• Aim
Report how many lines contain "following", with no other words.

• Stored records

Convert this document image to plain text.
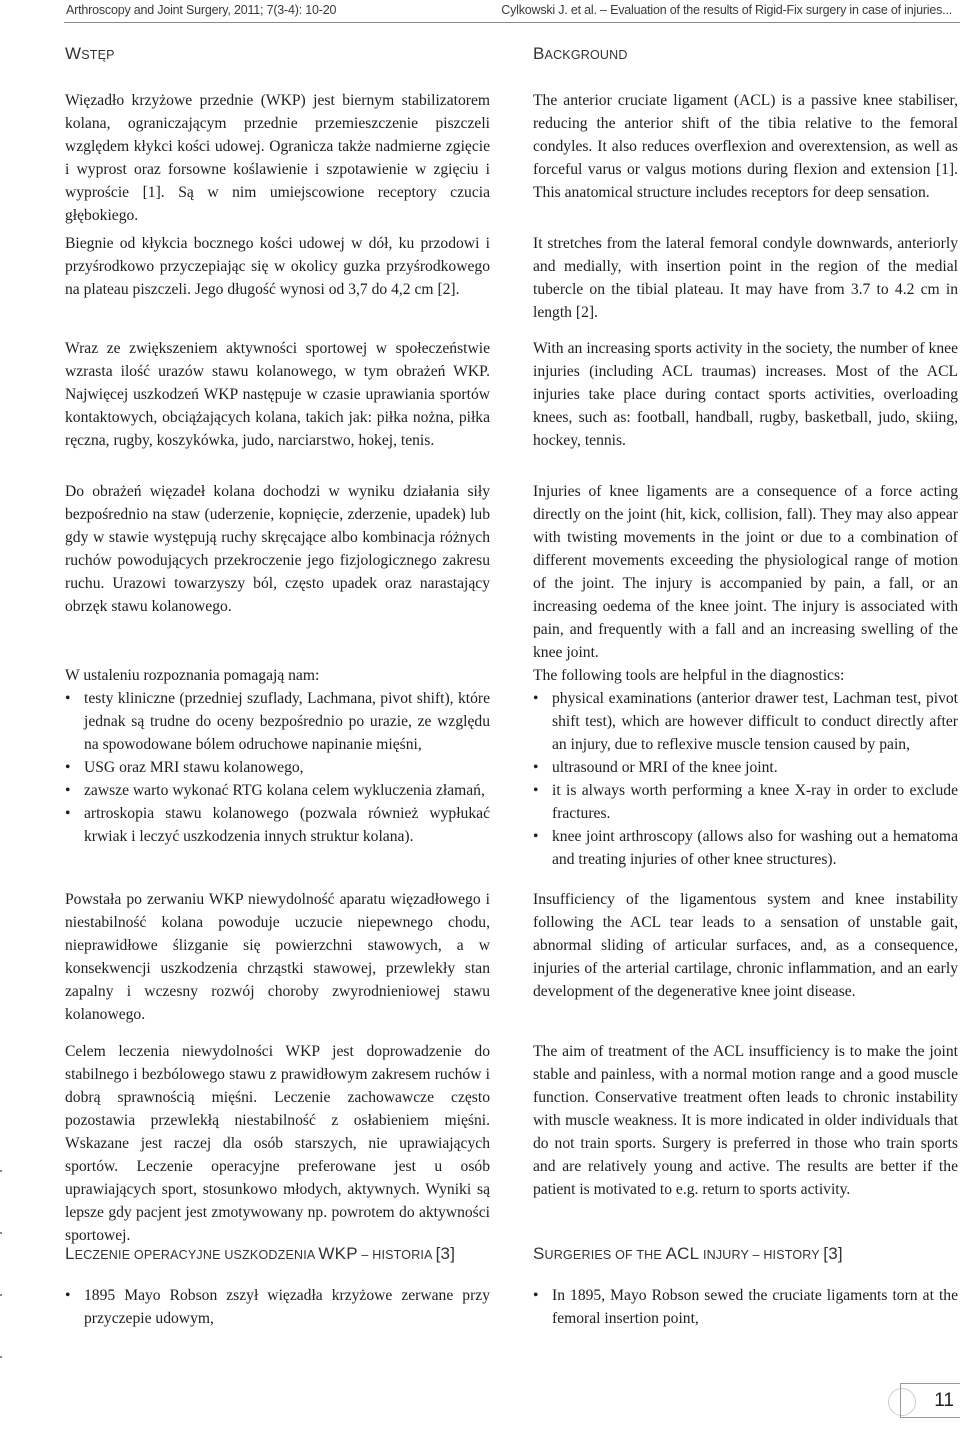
Arthroscopy and Joint Surgery, 2011; 7(3-4): 10-20	Cylkowski J. et al. – Evaluation of the results of Rigid-Fix surgery in case of injuries...
WSTĘP

Więzadło krzyżowe przednie (WKP) jest biernym stabilizatorem kolana, ograniczającym przednie przemieszczenie piszczeli względem kłykci kości udowej. Ogranicza także nadmierne zgięcie i wyprost oraz forsowne koślawienie i szpotawienie w zgięciu i wyproście [1]. Są w nim umiejscowione receptory czucia głębokiego.

Biegnie od kłykcia bocznego kości udowej w dół, ku przodowi i przyśrodkowo przyczepiając się w okolicy guzka przyśrodkowego na plateau piszczeli. Jego długość wynosi od 3,7 do 4,2 cm [2].

Wraz ze zwiększeniem aktywności sportowej w społeczeństwie wzrasta ilość urazów stawu kolanowego, w tym obrażeń WKP. Najwięcej uszkodzeń WKP następuje w czasie uprawiania sportów kontaktowych, obciążających kolana, takich jak: piłka nożna, piłka ręczna, rugby, koszykówka, judo, narciarstwo, hokej, tenis.

Do obrażeń więzadeł kolana dochodzi w wyniku działania siły bezpośrednio na staw (uderzenie, kopnięcie, zderzenie, upadek) lub gdy w stawie występują ruchy skręcające albo kombinacja różnych ruchów powodujących przekroczenie jego fizjologicznego zakresu ruchu. Urazowi towarzyszy ból, często upadek oraz narastający obrzęk stawu kolanowego.

W ustaleniu rozpoznania pomagają nam:

• testy kliniczne (przedniej szuflady, Lachmana, pivot shift), które jednak są trudne do oceny bezpośrednio po urazie, ze względu na spowodowane bólem odruchowe napinanie mięśni,
• USG oraz MRI stawu kolanowego,
• zawsze warto wykonać RTG kolana celem wykluczenia złamań,
• artroskopia stawu kolanowego (pozwala również wypłukać krwiak i leczyć uszkodzenia innych struktur kolana).

Powstała po zerwaniu WKP niewydolność aparatu więzadłowego i niestabilność kolana powoduje uczucie niepewnego chodu, nieprawidłowe ślizganie się powierzchni stawowych, a w konsekwencji uszkodzenia chrząstki stawowej, przewlekły stan zapalny i wczesny rozwój choroby zwyrodnieniowej stawu kolanowego.

Celem leczenia niewydolności WKP jest doprowadzenie do stabilnego i bezbólowego stawu z prawidłowym zakresem ruchów i dobrą sprawnością mięśni. Leczenie zachowawcze często pozostawia przewlekłą niestabilność z osłabieniem mięśni. Wskazane jest raczej dla osób starszych, nie uprawiających sportów. Leczenie operacyjne preferowane jest u osób uprawiających sport, stosunkowo młodych, aktywnych. Wyniki są lepsze gdy pacjent jest zmotywowany np. powrotem do aktywności sportowej.

LECZENIE OPERACYJNE USZKODZENIA WKP – HISTORIA [3]
• 1895 Mayo Robson zszył więzadła krzyżowe zerwane przy przyczepie udowym,
BACKGROUND

The anterior cruciate ligament (ACL) is a passive knee stabiliser, reducing the anterior shift of the tibia relative to the femoral condyles. It also reduces overflexion and overextension, as well as forceful varus or valgus motions during flexion and extension [1]. This anatomical structure includes receptors for deep sensation.

It stretches from the lateral femoral condyle downwards, anteriorly and medially, with insertion point in the region of the medial tubercle on the tibial plateau. It may have from 3.7 to 4.2 cm in length [2].

With an increasing sports activity in the society, the number of knee injuries (including ACL traumas) increases. Most of the ACL injuries take place during contact sports activities, overloading knees, such as: football, handball, rugby, basketball, judo, skiing, hockey, tennis.

Injuries of knee ligaments are a consequence of a force acting directly on the joint (hit, kick, collision, fall). They may also appear with twisting movements in the joint or due to a combination of different movements exceeding the physiological range of motion of the joint. The injury is accompanied by pain, a fall, or an increasing oedema of the knee joint. The injury is associated with pain, and frequently with a fall and an increasing swelling of the knee joint.

The following tools are helpful in the diagnostics:

• physical examinations (anterior drawer test, Lachman test, pivot shift test), which are however difficult to conduct directly after an injury, due to reflexive muscle tension caused by pain,
• ultrasound or MRI of the knee joint.
• it is always worth performing a knee X-ray in order to exclude fractures.
• knee joint arthroscopy (allows also for washing out a hematoma and treating injuries of other knee structures).

Insufficiency of the ligamentous system and knee instability following the ACL tear leads to a sensation of unstable gait, abnormal sliding of articular surfaces, and, as a consequence, injuries of the arterial cartilage, chronic inflammation, and an early development of the degenerative knee joint disease.

The aim of treatment of the ACL insufficiency is to make the joint stable and painless, with a normal motion range and a good muscle function. Conservative treatment often leads to chronic instability with muscle weakness. It is more indicated in older individuals that do not train sports. Surgery is preferred in those who train sports and are relatively young and active. The results are better if the patient is motivated to e.g. return to sports activity.

SURGERIES OF THE ACL INJURY – HISTORY [3]
• In 1895, Mayo Robson sewed the cruciate ligaments torn at the femoral insertion point,
11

• The result
2